>>>>>

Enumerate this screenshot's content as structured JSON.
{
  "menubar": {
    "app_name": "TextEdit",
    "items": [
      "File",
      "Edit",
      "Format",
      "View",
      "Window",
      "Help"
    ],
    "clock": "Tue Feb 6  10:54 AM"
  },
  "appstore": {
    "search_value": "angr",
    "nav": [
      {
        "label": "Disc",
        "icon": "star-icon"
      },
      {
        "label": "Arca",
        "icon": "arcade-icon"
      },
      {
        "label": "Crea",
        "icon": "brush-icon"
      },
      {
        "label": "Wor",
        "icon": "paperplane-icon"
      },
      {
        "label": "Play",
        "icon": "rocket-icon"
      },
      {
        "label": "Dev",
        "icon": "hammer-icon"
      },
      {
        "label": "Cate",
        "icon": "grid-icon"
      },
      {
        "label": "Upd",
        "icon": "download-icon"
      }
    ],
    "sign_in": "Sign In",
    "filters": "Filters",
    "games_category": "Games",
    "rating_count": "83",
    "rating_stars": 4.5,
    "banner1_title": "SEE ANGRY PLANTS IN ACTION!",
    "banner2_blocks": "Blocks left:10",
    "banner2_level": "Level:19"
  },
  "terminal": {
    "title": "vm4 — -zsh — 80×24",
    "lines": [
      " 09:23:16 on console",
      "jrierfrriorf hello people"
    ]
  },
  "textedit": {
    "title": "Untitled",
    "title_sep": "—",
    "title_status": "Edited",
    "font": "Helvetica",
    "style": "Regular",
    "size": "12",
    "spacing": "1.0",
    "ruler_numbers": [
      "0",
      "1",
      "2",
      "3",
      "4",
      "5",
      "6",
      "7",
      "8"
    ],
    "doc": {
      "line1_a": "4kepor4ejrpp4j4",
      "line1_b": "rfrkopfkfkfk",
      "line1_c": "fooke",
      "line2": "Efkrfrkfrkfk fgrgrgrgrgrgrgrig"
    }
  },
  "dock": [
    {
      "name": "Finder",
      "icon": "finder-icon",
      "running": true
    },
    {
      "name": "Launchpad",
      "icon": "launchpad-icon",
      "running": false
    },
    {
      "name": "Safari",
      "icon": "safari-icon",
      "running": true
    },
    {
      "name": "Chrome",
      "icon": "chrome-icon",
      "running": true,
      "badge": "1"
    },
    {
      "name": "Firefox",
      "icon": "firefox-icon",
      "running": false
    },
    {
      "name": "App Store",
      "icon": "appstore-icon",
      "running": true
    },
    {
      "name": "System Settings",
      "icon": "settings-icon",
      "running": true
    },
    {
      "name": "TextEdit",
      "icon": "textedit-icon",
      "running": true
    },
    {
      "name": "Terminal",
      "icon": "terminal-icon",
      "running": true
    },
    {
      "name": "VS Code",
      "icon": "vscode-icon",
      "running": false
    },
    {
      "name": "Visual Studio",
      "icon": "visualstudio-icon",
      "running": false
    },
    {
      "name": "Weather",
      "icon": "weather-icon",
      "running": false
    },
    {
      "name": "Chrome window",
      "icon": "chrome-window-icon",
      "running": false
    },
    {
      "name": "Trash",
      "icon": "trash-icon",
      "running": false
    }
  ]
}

<<<<<

| Short task |
Scan the material above for the string "label" and report each line where you find it.

| The reply |
        "label": "Disc",
        "label": "Arca",
        "label": "Crea",
        "label": "Wor",
        "label": "Play",
        "label": "Dev",
        "label": "Cate",
        "label": "Upd",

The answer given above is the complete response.